- [What is required] Pull each line holding the word "AAPFE" from the data.

- [Data provided]
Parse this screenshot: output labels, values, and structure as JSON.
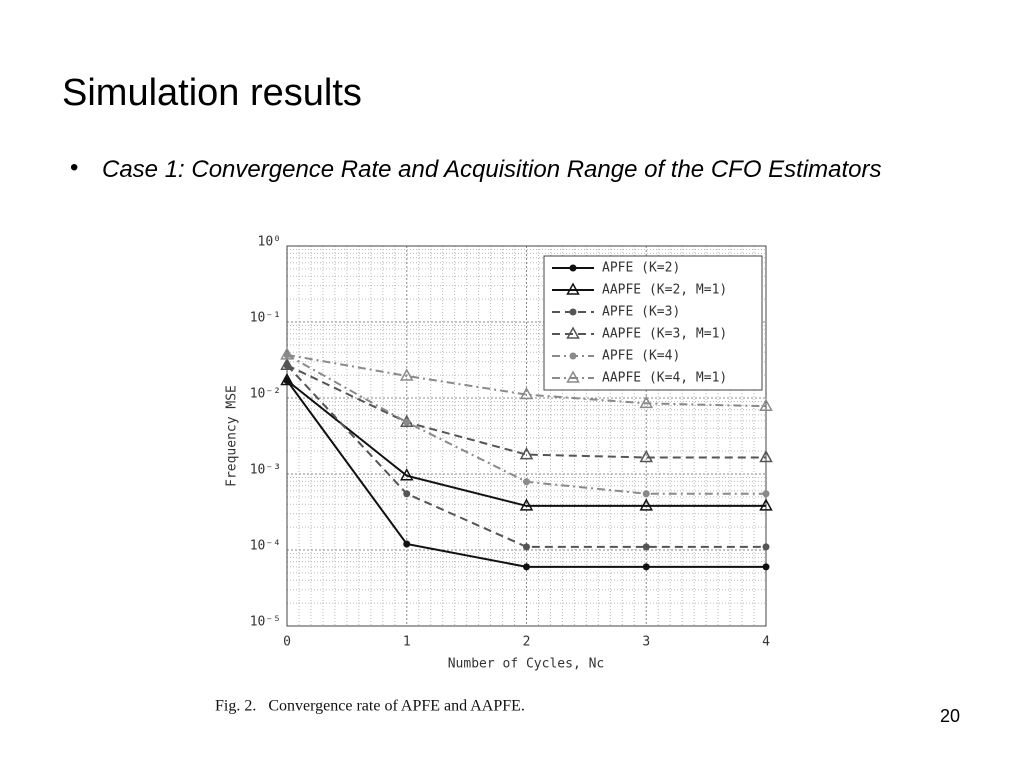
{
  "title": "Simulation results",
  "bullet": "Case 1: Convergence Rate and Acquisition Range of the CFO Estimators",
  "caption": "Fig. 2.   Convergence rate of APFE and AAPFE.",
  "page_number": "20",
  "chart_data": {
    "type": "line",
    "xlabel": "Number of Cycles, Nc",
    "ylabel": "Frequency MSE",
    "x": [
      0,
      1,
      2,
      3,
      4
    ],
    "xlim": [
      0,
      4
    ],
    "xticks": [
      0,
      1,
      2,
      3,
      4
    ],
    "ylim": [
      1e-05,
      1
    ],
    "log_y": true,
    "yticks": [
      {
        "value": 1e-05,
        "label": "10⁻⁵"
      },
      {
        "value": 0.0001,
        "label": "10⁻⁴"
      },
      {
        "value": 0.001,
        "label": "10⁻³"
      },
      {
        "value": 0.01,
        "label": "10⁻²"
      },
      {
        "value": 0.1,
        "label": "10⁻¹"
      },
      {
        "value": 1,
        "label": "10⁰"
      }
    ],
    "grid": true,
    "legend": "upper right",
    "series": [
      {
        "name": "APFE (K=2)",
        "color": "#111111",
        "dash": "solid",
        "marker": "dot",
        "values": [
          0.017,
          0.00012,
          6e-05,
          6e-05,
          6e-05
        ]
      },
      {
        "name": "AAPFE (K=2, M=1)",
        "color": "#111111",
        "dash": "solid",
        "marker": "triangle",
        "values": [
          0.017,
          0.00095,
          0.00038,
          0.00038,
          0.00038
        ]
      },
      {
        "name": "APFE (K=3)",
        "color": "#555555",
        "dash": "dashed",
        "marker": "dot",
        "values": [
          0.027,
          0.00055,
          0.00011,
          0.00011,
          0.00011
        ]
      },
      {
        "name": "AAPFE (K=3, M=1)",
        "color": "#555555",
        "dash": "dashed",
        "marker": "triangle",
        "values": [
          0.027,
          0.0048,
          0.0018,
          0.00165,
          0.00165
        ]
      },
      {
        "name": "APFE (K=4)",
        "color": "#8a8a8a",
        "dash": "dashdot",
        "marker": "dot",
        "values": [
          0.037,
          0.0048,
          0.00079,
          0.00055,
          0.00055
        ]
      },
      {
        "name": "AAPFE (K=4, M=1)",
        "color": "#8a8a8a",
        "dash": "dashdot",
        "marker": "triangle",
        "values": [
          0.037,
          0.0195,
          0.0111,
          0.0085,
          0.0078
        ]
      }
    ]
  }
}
---
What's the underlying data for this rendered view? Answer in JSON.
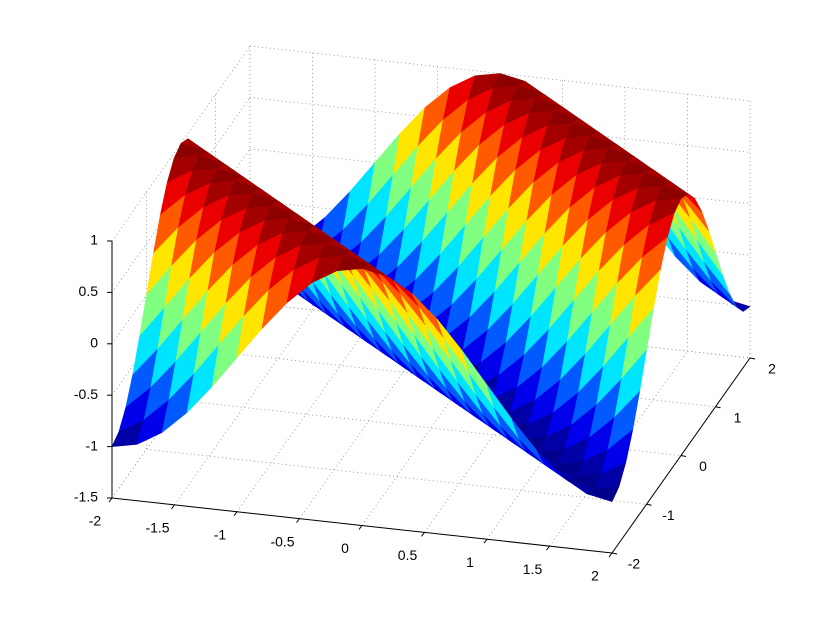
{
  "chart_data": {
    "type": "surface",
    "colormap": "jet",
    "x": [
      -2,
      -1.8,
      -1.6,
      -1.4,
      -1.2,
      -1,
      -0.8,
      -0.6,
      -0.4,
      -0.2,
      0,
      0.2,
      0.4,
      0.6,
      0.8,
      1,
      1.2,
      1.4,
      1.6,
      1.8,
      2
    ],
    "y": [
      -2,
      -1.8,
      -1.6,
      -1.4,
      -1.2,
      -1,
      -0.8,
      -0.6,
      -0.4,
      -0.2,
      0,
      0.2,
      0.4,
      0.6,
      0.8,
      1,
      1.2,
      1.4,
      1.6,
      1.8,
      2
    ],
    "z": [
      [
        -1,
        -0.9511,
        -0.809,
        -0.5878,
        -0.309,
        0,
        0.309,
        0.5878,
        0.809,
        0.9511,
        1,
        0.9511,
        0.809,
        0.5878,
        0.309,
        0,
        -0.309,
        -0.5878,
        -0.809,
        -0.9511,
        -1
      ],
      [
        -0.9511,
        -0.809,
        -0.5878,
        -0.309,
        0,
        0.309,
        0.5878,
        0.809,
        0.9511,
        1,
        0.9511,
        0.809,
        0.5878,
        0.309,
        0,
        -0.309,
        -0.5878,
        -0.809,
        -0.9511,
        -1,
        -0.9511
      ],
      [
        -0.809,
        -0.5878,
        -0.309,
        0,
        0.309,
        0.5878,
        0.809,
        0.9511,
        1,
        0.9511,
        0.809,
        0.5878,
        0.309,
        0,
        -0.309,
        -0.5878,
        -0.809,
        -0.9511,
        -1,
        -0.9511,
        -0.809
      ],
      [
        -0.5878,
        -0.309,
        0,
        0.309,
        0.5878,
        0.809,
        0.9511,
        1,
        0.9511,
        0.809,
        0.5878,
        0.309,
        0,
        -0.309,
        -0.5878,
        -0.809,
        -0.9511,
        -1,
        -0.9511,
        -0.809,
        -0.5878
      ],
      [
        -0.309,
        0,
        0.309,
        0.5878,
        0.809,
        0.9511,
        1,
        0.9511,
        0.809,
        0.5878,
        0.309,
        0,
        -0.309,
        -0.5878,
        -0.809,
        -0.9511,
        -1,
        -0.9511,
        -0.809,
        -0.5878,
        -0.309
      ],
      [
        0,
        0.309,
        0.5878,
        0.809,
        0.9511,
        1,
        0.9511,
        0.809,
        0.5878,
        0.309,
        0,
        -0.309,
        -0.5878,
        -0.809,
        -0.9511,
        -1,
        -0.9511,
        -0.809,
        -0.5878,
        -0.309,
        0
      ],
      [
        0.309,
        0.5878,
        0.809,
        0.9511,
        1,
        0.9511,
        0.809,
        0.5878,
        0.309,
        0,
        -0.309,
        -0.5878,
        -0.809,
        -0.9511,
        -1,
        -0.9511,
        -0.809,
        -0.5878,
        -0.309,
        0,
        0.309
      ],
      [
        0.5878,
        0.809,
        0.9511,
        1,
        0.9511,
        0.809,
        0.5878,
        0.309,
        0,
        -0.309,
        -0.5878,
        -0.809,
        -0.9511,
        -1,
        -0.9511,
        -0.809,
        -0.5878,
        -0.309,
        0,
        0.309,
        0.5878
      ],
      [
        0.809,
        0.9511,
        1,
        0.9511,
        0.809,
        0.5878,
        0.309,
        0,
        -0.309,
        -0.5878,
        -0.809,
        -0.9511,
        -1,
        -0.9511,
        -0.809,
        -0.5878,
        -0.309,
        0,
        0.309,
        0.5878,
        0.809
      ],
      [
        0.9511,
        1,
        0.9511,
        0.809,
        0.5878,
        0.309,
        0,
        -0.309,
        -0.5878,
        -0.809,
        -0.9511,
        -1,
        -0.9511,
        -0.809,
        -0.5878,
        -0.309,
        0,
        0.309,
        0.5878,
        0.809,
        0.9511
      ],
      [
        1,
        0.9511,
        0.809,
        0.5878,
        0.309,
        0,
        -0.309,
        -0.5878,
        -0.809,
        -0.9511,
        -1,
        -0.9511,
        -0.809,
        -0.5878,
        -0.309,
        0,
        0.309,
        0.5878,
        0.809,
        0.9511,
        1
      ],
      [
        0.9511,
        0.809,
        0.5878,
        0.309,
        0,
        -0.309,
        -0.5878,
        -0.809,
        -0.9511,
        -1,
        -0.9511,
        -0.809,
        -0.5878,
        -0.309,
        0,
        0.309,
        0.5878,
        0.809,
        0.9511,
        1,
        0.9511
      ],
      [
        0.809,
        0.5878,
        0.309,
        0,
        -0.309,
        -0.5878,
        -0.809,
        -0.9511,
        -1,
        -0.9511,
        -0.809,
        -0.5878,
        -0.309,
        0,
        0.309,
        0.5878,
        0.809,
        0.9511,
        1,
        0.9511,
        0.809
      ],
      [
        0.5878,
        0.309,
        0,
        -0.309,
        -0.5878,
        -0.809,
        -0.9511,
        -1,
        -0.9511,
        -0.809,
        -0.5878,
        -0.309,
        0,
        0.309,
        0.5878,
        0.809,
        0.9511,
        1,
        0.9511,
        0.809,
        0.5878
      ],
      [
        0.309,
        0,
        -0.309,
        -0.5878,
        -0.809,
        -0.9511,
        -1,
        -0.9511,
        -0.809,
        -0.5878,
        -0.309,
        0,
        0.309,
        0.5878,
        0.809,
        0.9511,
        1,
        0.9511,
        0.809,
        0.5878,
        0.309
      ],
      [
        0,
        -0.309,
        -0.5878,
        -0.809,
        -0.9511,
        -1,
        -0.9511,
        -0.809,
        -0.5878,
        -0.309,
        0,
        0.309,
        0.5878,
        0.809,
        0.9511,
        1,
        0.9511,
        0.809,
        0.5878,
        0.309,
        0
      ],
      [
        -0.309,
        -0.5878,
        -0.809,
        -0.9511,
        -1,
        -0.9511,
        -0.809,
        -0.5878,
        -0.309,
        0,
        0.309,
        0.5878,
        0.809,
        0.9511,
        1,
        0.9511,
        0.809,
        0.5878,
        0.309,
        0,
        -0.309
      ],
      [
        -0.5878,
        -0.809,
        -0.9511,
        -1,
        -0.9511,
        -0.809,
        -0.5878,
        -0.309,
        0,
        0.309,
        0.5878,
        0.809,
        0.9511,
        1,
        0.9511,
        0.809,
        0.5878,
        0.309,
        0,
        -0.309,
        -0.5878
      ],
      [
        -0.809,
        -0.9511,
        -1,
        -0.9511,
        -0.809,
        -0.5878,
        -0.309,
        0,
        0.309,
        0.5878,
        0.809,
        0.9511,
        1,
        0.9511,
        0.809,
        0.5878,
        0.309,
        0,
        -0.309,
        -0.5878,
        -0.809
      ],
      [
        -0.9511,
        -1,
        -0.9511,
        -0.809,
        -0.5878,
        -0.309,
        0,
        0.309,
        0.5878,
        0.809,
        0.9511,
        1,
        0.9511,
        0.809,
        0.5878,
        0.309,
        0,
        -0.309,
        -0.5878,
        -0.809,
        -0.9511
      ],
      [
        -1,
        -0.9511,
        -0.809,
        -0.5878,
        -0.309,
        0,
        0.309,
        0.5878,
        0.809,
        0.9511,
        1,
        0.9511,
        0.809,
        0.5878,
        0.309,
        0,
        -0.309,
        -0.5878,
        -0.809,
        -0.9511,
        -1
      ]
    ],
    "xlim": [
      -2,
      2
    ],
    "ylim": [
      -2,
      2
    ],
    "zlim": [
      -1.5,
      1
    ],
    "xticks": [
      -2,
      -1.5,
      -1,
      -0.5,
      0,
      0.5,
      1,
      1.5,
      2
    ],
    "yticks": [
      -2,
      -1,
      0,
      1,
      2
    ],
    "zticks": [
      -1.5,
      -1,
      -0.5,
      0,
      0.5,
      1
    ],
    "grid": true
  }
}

- [Reply]
  "caption": "Fig. 2.   Convergence rate of APFE and AAPFE.",
        "name": "AAPFE (K=2, M=1)",
        "name": "AAPFE (K=3, M=1)",
        "name": "AAPFE (K=4, M=1)",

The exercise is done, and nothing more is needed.